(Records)
◆ ◆ ◆ ◆

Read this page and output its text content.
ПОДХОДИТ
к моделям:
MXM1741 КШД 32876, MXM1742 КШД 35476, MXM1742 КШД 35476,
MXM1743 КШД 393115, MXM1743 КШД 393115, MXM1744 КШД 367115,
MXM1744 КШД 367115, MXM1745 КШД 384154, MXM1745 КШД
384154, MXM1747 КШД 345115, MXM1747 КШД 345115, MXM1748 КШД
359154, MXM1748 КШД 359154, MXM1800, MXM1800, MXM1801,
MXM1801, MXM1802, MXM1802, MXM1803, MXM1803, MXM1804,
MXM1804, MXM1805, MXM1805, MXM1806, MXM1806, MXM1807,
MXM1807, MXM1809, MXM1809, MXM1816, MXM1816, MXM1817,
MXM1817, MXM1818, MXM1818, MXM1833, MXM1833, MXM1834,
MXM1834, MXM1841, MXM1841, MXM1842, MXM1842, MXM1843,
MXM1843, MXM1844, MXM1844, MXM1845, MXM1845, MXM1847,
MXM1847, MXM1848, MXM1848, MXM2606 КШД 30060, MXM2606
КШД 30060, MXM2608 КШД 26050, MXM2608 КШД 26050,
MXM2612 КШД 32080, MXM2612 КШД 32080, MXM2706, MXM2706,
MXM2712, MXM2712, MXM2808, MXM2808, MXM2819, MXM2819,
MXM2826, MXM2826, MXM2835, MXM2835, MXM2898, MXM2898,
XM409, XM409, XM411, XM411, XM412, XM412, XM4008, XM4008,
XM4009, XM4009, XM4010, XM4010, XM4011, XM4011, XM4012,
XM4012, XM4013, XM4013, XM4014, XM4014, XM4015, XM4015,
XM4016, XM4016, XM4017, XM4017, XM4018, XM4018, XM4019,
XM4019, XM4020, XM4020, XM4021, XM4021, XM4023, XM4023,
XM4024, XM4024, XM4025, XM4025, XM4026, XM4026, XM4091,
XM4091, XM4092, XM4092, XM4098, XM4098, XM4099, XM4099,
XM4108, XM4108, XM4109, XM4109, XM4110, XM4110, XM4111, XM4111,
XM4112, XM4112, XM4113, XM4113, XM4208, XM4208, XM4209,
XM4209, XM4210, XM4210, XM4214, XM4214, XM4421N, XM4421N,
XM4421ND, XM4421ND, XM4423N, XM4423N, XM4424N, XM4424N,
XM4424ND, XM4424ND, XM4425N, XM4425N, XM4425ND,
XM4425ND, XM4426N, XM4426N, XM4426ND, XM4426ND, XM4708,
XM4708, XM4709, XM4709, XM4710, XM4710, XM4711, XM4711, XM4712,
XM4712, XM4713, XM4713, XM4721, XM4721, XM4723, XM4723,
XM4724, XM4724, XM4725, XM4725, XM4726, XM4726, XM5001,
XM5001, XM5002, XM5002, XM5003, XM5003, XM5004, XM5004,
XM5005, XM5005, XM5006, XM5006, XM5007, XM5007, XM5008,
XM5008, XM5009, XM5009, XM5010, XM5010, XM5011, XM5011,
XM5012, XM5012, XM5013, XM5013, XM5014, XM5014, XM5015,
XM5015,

◆ ◆ ◆ ◆

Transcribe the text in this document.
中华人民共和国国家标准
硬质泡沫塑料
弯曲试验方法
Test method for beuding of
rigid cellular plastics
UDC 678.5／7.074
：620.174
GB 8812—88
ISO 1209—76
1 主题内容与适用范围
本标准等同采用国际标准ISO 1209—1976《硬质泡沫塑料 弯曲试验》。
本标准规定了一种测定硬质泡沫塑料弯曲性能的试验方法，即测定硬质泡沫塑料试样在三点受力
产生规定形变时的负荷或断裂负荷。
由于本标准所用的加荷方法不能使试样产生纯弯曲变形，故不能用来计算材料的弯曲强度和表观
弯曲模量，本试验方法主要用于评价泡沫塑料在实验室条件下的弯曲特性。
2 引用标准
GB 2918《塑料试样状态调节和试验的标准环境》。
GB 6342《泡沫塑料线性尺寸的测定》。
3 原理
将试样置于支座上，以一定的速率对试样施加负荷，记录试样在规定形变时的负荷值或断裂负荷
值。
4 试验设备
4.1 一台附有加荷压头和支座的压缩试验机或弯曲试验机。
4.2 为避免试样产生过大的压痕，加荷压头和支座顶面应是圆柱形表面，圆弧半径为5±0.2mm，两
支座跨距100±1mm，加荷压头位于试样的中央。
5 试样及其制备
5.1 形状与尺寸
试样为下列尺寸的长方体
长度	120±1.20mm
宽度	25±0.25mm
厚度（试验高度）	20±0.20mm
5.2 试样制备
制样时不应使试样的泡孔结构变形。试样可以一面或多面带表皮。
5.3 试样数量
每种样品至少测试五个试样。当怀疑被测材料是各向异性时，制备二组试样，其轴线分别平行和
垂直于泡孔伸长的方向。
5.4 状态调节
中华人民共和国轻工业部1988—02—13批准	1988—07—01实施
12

◆ ◆ ◆ ◆

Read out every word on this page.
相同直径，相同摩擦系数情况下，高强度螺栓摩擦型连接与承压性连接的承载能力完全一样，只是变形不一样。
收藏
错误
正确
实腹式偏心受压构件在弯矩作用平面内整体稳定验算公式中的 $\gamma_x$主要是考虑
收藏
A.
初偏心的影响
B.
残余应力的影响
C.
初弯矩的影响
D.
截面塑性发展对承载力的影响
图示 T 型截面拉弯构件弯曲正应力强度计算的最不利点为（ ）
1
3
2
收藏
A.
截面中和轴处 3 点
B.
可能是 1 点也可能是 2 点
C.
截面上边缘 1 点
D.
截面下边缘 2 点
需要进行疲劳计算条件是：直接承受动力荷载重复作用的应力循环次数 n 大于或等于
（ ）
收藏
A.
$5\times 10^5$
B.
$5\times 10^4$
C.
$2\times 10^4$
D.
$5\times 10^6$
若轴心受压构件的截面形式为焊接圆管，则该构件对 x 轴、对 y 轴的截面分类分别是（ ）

◆ ◆ ◆ ◆

* STATED TASK: Scan the lines above for "Read", then copy every one that has it.

* WRITTEN SOLUTION:
Read this page and output its text content.
Read out every word on this page.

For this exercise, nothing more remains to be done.